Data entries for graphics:
══════════

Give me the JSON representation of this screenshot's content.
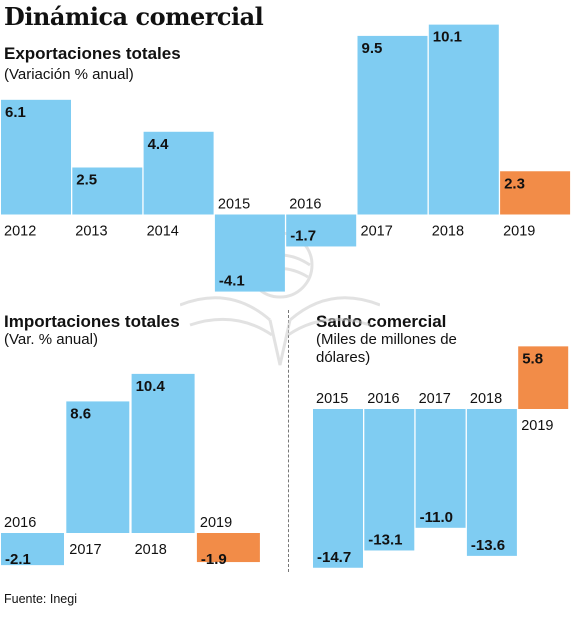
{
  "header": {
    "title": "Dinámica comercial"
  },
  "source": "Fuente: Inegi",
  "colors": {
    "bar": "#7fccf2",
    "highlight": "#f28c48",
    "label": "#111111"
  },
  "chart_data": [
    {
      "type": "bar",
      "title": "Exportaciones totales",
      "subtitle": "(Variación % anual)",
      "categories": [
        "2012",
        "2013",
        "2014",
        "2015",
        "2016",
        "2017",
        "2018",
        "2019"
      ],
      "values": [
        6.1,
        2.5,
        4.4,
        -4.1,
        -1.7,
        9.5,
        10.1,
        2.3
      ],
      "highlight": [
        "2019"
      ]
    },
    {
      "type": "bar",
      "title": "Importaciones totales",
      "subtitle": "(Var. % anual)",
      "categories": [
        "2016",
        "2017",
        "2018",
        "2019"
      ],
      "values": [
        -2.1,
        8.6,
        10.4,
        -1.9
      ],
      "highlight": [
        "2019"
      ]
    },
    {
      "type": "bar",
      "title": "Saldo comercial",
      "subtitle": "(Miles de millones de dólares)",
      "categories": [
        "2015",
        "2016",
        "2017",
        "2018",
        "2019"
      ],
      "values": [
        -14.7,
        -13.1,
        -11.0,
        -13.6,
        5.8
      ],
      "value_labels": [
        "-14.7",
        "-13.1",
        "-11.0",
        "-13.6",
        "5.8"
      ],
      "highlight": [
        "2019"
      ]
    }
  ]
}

══════════

__Challenge__
Return all of the data exactly as written, and drop the pictures.

__Exercise answer__
Give me the JSON representation of this screenshot's content.
{
  "header": {
    "title": "Dinámica comercial"
  },
  "source": "Fuente: Inegi",
  "colors": {
    "bar": "#7fccf2",
    "highlight": "#f28c48",
    "label": "#111111"
  },
  "chart_data": [
    {
      "type": "bar",
      "title": "Exportaciones totales",
      "subtitle": "(Variación % anual)",
      "categories": [
        "2012",
        "2013",
        "2014",
        "2015",
        "2016",
        "2017",
        "2018",
        "2019"
      ],
      "values": [
        6.1,
        2.5,
        4.4,
        -4.1,
        -1.7,
        9.5,
        10.1,
        2.3
      ],
      "highlight": [
        "2019"
      ]
    },
    {
      "type": "bar",
      "title": "Importaciones totales",
      "subtitle": "(Var. % anual)",
      "categories": [
        "2016",
        "2017",
        "2018",
        "2019"
      ],
      "values": [
        -2.1,
        8.6,
        10.4,
        -1.9
      ],
      "highlight": [
        "2019"
      ]
    },
    {
      "type": "bar",
      "title": "Saldo comercial",
      "subtitle": "(Miles de millones de dólares)",
      "categories": [
        "2015",
        "2016",
        "2017",
        "2018",
        "2019"
      ],
      "values": [
        -14.7,
        -13.1,
        -11.0,
        -13.6,
        5.8
      ],
      "value_labels": [
        "-14.7",
        "-13.1",
        "-11.0",
        "-13.6",
        "5.8"
      ],
      "highlight": [
        "2019"
      ]
    }
  ]
}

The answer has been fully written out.